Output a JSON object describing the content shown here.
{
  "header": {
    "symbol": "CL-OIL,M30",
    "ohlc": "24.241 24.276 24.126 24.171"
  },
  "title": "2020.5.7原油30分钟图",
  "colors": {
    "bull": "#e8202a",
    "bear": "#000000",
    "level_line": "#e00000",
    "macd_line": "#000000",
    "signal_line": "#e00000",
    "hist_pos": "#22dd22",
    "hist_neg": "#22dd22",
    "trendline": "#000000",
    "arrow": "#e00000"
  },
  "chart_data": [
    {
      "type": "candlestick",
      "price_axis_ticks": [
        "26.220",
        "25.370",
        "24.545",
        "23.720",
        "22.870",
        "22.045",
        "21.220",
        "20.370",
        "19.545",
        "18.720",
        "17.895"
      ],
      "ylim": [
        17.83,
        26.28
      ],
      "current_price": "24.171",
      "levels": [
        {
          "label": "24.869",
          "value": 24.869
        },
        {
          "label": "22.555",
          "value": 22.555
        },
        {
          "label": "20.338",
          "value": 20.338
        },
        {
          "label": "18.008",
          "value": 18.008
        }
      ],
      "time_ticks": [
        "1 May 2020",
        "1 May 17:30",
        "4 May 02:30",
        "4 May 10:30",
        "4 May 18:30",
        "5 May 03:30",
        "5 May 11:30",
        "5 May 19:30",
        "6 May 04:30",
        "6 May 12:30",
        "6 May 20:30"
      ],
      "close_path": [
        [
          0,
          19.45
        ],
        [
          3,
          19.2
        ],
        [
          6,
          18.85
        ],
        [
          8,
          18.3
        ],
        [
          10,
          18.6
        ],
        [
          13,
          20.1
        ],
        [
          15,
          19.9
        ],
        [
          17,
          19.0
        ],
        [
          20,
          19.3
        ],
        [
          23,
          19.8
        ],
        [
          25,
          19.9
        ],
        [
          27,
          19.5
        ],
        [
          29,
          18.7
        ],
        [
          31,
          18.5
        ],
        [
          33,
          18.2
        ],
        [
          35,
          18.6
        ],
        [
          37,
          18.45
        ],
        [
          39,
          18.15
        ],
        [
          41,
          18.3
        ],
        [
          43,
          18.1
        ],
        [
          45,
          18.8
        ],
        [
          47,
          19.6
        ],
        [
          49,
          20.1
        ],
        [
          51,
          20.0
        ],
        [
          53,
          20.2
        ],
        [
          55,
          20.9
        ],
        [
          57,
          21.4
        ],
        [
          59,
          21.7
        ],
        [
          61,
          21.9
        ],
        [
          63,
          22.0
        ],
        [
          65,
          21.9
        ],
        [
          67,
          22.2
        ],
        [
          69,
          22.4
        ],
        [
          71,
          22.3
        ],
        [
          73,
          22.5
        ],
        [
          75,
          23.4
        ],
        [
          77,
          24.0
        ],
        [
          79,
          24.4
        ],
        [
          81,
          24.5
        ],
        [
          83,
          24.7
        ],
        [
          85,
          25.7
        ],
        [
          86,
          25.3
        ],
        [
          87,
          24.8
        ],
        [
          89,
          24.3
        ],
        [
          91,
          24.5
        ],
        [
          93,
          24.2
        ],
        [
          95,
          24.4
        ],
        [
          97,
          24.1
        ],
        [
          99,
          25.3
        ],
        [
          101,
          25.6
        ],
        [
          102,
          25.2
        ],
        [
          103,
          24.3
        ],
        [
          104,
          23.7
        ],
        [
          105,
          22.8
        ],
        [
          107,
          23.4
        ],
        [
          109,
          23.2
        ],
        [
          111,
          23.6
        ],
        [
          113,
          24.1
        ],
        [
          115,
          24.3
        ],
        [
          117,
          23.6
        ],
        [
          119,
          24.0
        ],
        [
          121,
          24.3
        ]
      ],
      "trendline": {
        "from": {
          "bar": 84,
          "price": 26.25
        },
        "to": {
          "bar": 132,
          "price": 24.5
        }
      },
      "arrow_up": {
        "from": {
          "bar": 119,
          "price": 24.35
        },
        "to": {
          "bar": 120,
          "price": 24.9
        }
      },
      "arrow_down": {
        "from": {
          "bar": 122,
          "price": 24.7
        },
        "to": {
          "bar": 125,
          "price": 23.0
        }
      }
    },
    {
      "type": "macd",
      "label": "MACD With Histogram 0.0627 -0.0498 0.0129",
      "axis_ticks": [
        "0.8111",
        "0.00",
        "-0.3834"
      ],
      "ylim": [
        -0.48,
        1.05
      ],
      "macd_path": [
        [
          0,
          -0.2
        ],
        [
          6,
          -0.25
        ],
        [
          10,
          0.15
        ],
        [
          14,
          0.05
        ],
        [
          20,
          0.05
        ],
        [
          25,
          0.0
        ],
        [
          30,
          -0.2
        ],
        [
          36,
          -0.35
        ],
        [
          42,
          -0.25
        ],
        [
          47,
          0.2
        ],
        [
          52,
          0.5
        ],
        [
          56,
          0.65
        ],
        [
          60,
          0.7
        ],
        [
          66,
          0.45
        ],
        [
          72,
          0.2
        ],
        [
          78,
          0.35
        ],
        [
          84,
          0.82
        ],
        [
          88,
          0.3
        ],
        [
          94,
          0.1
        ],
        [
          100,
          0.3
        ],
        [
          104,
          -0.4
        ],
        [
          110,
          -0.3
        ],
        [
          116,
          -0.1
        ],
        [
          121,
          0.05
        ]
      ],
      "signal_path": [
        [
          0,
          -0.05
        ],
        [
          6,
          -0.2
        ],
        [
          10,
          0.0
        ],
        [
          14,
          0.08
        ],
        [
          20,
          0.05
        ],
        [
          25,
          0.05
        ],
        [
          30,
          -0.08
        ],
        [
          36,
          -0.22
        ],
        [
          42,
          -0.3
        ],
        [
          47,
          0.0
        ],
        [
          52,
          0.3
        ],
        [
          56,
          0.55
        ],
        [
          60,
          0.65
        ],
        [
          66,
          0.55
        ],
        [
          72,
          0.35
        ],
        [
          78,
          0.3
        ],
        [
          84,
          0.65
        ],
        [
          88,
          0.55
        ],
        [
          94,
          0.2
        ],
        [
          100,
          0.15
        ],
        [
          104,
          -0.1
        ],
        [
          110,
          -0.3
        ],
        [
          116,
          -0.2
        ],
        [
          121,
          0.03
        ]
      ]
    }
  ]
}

________________________________________

◆ REQUIREMENTS:
Write every entry out again exactly.

◆ THE COMPLETED TASK:
Output a JSON object describing the content shown here.
{
  "header": {
    "symbol": "CL-OIL,M30",
    "ohlc": "24.241 24.276 24.126 24.171"
  },
  "title": "2020.5.7原油30分钟图",
  "colors": {
    "bull": "#e8202a",
    "bear": "#000000",
    "level_line": "#e00000",
    "macd_line": "#000000",
    "signal_line": "#e00000",
    "hist_pos": "#22dd22",
    "hist_neg": "#22dd22",
    "trendline": "#000000",
    "arrow": "#e00000"
  },
  "chart_data": [
    {
      "type": "candlestick",
      "price_axis_ticks": [
        "26.220",
        "25.370",
        "24.545",
        "23.720",
        "22.870",
        "22.045",
        "21.220",
        "20.370",
        "19.545",
        "18.720",
        "17.895"
      ],
      "ylim": [
        17.83,
        26.28
      ],
      "current_price": "24.171",
      "levels": [
        {
          "label": "24.869",
          "value": 24.869
        },
        {
          "label": "22.555",
          "value": 22.555
        },
        {
          "label": "20.338",
          "value": 20.338
        },
        {
          "label": "18.008",
          "value": 18.008
        }
      ],
      "time_ticks": [
        "1 May 2020",
        "1 May 17:30",
        "4 May 02:30",
        "4 May 10:30",
        "4 May 18:30",
        "5 May 03:30",
        "5 May 11:30",
        "5 May 19:30",
        "6 May 04:30",
        "6 May 12:30",
        "6 May 20:30"
      ],
      "close_path": [
        [
          0,
          19.45
        ],
        [
          3,
          19.2
        ],
        [
          6,
          18.85
        ],
        [
          8,
          18.3
        ],
        [
          10,
          18.6
        ],
        [
          13,
          20.1
        ],
        [
          15,
          19.9
        ],
        [
          17,
          19.0
        ],
        [
          20,
          19.3
        ],
        [
          23,
          19.8
        ],
        [
          25,
          19.9
        ],
        [
          27,
          19.5
        ],
        [
          29,
          18.7
        ],
        [
          31,
          18.5
        ],
        [
          33,
          18.2
        ],
        [
          35,
          18.6
        ],
        [
          37,
          18.45
        ],
        [
          39,
          18.15
        ],
        [
          41,
          18.3
        ],
        [
          43,
          18.1
        ],
        [
          45,
          18.8
        ],
        [
          47,
          19.6
        ],
        [
          49,
          20.1
        ],
        [
          51,
          20.0
        ],
        [
          53,
          20.2
        ],
        [
          55,
          20.9
        ],
        [
          57,
          21.4
        ],
        [
          59,
          21.7
        ],
        [
          61,
          21.9
        ],
        [
          63,
          22.0
        ],
        [
          65,
          21.9
        ],
        [
          67,
          22.2
        ],
        [
          69,
          22.4
        ],
        [
          71,
          22.3
        ],
        [
          73,
          22.5
        ],
        [
          75,
          23.4
        ],
        [
          77,
          24.0
        ],
        [
          79,
          24.4
        ],
        [
          81,
          24.5
        ],
        [
          83,
          24.7
        ],
        [
          85,
          25.7
        ],
        [
          86,
          25.3
        ],
        [
          87,
          24.8
        ],
        [
          89,
          24.3
        ],
        [
          91,
          24.5
        ],
        [
          93,
          24.2
        ],
        [
          95,
          24.4
        ],
        [
          97,
          24.1
        ],
        [
          99,
          25.3
        ],
        [
          101,
          25.6
        ],
        [
          102,
          25.2
        ],
        [
          103,
          24.3
        ],
        [
          104,
          23.7
        ],
        [
          105,
          22.8
        ],
        [
          107,
          23.4
        ],
        [
          109,
          23.2
        ],
        [
          111,
          23.6
        ],
        [
          113,
          24.1
        ],
        [
          115,
          24.3
        ],
        [
          117,
          23.6
        ],
        [
          119,
          24.0
        ],
        [
          121,
          24.3
        ]
      ],
      "trendline": {
        "from": {
          "bar": 84,
          "price": 26.25
        },
        "to": {
          "bar": 132,
          "price": 24.5
        }
      },
      "arrow_up": {
        "from": {
          "bar": 119,
          "price": 24.35
        },
        "to": {
          "bar": 120,
          "price": 24.9
        }
      },
      "arrow_down": {
        "from": {
          "bar": 122,
          "price": 24.7
        },
        "to": {
          "bar": 125,
          "price": 23.0
        }
      }
    },
    {
      "type": "macd",
      "label": "MACD With Histogram 0.0627 -0.0498 0.0129",
      "axis_ticks": [
        "0.8111",
        "0.00",
        "-0.3834"
      ],
      "ylim": [
        -0.48,
        1.05
      ],
      "macd_path": [
        [
          0,
          -0.2
        ],
        [
          6,
          -0.25
        ],
        [
          10,
          0.15
        ],
        [
          14,
          0.05
        ],
        [
          20,
          0.05
        ],
        [
          25,
          0.0
        ],
        [
          30,
          -0.2
        ],
        [
          36,
          -0.35
        ],
        [
          42,
          -0.25
        ],
        [
          47,
          0.2
        ],
        [
          52,
          0.5
        ],
        [
          56,
          0.65
        ],
        [
          60,
          0.7
        ],
        [
          66,
          0.45
        ],
        [
          72,
          0.2
        ],
        [
          78,
          0.35
        ],
        [
          84,
          0.82
        ],
        [
          88,
          0.3
        ],
        [
          94,
          0.1
        ],
        [
          100,
          0.3
        ],
        [
          104,
          -0.4
        ],
        [
          110,
          -0.3
        ],
        [
          116,
          -0.1
        ],
        [
          121,
          0.05
        ]
      ],
      "signal_path": [
        [
          0,
          -0.05
        ],
        [
          6,
          -0.2
        ],
        [
          10,
          0.0
        ],
        [
          14,
          0.08
        ],
        [
          20,
          0.05
        ],
        [
          25,
          0.05
        ],
        [
          30,
          -0.08
        ],
        [
          36,
          -0.22
        ],
        [
          42,
          -0.3
        ],
        [
          47,
          0.0
        ],
        [
          52,
          0.3
        ],
        [
          56,
          0.55
        ],
        [
          60,
          0.65
        ],
        [
          66,
          0.55
        ],
        [
          72,
          0.35
        ],
        [
          78,
          0.3
        ],
        [
          84,
          0.65
        ],
        [
          88,
          0.55
        ],
        [
          94,
          0.2
        ],
        [
          100,
          0.15
        ],
        [
          104,
          -0.1
        ],
        [
          110,
          -0.3
        ],
        [
          116,
          -0.2
        ],
        [
          121,
          0.03
        ]
      ]
    }
  ]
}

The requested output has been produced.